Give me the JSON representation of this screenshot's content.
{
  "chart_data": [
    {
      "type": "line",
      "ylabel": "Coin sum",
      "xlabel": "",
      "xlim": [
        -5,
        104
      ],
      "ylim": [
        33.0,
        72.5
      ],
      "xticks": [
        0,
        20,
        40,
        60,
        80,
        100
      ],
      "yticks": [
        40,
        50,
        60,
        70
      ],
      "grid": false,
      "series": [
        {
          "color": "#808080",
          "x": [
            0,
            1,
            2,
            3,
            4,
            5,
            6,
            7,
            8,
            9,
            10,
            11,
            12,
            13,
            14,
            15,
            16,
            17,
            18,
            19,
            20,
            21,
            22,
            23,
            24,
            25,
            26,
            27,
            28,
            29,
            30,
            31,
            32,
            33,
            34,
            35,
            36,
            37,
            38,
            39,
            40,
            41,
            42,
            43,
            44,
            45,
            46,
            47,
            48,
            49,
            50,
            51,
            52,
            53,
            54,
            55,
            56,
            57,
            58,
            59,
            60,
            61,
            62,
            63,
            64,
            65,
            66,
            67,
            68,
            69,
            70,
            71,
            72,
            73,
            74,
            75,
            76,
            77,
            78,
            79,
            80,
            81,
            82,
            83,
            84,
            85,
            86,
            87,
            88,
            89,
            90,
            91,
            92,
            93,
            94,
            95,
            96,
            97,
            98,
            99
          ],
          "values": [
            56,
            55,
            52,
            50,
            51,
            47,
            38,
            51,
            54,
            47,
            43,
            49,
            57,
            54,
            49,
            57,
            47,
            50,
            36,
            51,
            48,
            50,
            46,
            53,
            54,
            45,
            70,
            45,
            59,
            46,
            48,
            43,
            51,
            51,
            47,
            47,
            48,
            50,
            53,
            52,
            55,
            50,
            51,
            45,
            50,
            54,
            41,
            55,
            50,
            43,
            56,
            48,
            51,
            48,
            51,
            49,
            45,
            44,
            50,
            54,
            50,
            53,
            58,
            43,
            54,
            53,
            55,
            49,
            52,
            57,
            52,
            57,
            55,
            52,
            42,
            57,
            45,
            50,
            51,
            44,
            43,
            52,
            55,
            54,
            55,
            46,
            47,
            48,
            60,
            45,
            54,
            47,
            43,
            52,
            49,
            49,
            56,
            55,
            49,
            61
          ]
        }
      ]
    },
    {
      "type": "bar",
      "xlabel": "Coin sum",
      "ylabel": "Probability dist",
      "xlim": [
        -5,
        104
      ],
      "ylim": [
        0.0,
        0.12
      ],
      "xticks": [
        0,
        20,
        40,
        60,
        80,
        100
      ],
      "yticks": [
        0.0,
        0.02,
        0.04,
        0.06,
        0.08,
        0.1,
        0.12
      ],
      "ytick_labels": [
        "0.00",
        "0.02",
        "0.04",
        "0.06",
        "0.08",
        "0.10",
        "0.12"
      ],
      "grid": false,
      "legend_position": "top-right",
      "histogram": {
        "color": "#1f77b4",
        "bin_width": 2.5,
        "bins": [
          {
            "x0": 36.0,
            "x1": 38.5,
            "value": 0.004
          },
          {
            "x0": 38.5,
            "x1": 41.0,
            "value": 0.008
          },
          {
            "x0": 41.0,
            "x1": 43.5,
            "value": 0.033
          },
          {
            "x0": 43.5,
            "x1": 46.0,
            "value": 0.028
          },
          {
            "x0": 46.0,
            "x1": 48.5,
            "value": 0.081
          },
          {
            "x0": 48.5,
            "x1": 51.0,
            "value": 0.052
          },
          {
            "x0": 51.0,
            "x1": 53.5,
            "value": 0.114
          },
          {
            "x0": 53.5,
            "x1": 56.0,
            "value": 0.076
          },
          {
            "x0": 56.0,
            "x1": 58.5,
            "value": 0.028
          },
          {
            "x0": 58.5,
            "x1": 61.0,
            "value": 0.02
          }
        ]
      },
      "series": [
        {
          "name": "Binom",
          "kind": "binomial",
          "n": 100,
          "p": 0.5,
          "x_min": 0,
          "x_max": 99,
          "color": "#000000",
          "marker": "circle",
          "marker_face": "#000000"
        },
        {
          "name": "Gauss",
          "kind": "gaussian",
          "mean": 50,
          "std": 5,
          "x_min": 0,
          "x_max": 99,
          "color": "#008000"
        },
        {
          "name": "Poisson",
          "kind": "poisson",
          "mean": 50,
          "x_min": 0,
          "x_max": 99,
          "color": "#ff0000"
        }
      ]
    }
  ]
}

------

Extract every line from the records above that contains the word "color".

Output below:
          "color": "#808080",
        "color": "#1f77b4",
          "color": "#000000",
          "color": "#008000"
          "color": "#ff0000"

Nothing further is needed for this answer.